### WHAT YOU NEED TO DO:
Copy out each line in the material below that has the word "this".

### Figure collection entries:

*-*-*

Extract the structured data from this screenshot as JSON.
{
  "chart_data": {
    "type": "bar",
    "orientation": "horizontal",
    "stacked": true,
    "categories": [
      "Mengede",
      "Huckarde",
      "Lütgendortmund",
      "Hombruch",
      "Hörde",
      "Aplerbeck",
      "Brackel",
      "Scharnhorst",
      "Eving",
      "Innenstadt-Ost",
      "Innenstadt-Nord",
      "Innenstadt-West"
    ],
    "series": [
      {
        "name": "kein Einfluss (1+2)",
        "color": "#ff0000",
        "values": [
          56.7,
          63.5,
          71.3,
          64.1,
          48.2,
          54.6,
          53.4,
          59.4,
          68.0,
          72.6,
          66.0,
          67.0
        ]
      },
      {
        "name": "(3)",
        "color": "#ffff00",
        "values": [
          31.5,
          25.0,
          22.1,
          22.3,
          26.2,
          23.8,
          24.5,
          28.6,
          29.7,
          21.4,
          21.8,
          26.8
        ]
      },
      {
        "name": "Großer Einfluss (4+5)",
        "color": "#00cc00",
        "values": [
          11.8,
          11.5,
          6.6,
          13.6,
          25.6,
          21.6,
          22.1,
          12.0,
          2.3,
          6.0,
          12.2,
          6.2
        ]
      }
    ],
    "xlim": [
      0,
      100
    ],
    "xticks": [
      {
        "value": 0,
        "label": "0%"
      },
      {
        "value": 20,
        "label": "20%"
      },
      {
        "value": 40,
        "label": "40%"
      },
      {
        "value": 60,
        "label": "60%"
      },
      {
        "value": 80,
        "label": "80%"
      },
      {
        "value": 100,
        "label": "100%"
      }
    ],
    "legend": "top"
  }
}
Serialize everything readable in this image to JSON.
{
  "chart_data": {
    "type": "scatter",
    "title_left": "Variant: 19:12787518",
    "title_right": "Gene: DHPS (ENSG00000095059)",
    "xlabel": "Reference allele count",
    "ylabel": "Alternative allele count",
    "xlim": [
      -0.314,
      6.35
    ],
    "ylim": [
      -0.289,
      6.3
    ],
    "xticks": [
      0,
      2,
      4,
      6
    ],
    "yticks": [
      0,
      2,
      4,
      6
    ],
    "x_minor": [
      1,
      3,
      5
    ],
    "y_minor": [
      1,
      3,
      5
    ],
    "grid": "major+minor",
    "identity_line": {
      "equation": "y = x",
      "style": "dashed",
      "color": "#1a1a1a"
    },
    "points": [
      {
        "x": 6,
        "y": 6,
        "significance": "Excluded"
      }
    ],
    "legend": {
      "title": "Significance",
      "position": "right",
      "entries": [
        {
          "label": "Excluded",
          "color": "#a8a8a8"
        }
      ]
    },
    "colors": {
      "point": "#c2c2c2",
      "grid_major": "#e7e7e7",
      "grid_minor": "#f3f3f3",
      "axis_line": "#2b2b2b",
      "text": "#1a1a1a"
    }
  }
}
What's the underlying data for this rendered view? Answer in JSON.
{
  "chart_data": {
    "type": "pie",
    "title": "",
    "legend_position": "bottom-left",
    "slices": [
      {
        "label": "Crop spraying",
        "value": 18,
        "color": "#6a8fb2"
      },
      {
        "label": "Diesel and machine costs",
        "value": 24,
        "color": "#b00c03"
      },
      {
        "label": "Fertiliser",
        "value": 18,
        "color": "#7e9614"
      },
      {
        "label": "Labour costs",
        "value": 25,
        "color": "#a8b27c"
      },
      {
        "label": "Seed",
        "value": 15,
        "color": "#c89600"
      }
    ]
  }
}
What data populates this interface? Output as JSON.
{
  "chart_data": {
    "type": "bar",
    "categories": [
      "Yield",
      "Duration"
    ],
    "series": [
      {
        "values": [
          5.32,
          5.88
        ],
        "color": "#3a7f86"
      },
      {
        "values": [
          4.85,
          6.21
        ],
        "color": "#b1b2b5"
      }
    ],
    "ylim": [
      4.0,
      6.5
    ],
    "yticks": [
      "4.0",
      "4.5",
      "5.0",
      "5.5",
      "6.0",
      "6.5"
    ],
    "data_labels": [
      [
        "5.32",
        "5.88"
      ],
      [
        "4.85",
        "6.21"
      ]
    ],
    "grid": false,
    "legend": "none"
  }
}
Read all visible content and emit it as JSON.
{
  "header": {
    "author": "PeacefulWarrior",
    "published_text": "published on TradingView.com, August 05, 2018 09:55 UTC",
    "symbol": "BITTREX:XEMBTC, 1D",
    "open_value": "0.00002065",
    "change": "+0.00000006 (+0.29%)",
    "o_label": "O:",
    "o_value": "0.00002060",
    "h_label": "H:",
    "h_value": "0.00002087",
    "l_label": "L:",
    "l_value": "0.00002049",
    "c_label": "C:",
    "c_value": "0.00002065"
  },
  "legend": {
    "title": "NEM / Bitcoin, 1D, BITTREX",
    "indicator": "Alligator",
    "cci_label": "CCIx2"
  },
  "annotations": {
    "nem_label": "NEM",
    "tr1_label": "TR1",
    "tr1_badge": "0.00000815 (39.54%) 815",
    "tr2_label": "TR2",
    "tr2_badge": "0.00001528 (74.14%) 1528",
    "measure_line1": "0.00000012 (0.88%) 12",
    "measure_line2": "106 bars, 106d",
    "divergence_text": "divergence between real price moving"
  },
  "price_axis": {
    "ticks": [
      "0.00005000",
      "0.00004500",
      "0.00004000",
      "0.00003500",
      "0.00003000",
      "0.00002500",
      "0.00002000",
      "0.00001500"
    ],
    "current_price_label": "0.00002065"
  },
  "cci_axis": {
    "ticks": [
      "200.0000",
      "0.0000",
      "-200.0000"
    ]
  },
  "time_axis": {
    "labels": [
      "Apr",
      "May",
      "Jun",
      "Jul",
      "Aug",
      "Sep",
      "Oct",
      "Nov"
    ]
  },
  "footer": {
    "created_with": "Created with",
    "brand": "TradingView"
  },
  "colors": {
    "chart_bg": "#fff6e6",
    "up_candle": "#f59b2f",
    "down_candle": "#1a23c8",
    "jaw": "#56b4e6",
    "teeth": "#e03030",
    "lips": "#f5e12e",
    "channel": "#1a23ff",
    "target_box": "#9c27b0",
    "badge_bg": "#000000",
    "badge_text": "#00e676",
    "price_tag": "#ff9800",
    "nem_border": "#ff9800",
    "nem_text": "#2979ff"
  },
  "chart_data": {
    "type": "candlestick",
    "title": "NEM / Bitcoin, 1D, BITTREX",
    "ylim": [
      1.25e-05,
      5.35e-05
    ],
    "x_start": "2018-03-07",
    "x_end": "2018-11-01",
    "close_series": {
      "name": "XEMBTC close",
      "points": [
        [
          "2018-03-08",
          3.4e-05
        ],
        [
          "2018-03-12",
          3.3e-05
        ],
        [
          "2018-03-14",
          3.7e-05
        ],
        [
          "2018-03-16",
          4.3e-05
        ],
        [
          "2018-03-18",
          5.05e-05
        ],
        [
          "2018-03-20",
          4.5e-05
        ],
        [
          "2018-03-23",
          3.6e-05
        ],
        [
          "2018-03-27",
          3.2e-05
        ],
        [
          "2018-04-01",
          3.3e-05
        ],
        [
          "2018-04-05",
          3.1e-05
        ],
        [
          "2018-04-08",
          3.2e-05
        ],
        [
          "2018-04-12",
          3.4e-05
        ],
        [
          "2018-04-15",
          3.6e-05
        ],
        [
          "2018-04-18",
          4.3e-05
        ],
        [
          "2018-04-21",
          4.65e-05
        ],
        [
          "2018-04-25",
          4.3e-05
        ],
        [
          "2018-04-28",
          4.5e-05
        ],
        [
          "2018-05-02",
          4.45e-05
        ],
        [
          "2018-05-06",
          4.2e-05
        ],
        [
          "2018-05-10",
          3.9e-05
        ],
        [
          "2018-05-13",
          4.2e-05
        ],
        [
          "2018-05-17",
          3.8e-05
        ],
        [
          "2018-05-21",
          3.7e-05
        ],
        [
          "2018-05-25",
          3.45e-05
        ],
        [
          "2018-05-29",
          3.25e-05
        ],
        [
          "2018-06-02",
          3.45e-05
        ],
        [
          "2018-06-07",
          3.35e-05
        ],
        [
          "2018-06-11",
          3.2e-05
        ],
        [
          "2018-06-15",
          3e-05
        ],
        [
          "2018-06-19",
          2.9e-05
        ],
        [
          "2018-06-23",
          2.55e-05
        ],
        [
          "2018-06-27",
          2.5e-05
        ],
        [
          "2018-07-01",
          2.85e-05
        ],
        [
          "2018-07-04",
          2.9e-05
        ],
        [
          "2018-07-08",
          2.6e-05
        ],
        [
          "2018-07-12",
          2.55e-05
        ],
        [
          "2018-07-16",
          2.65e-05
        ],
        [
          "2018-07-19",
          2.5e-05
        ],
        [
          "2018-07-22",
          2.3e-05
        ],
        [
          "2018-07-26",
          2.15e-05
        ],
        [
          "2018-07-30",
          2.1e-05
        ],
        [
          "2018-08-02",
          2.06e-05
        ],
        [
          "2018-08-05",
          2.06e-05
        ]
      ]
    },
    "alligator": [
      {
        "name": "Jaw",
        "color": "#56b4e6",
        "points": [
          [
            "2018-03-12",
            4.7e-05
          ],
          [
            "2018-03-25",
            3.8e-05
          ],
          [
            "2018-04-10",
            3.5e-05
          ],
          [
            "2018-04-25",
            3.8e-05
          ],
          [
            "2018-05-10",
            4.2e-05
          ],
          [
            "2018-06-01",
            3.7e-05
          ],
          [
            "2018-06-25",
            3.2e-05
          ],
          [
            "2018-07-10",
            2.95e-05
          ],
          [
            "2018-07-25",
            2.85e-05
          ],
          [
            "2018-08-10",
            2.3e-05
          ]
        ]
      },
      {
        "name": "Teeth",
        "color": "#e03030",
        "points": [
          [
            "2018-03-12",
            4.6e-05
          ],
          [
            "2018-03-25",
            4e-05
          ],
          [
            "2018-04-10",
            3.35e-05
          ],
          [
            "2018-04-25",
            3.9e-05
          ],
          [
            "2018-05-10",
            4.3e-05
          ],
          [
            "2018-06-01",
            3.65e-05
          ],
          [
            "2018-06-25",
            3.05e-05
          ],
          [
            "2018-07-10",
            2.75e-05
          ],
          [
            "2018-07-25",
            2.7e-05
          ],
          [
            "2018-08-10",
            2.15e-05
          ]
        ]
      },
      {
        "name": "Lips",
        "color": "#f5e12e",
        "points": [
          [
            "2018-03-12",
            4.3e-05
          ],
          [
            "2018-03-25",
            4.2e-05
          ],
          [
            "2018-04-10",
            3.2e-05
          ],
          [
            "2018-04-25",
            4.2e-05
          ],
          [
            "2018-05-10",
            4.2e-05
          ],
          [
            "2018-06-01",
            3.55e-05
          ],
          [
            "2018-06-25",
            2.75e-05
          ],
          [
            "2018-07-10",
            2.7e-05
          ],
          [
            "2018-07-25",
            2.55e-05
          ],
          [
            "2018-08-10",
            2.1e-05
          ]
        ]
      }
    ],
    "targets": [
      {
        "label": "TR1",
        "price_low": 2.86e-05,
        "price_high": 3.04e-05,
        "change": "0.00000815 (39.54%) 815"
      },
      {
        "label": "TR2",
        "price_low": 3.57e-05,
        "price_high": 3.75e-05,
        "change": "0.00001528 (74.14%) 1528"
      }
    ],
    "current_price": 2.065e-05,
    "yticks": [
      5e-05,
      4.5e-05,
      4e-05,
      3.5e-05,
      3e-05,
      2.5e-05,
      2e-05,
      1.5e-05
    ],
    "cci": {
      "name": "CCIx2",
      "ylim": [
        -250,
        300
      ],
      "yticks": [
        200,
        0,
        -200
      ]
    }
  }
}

*-*-*

### WRITTEN SOLUTION:
Extract the structured data from this screenshot as JSON.
Serialize everything readable in this image to JSON.
What's the underlying data for this rendered view? Answer in JSON.
What data populates this interface? Output as JSON.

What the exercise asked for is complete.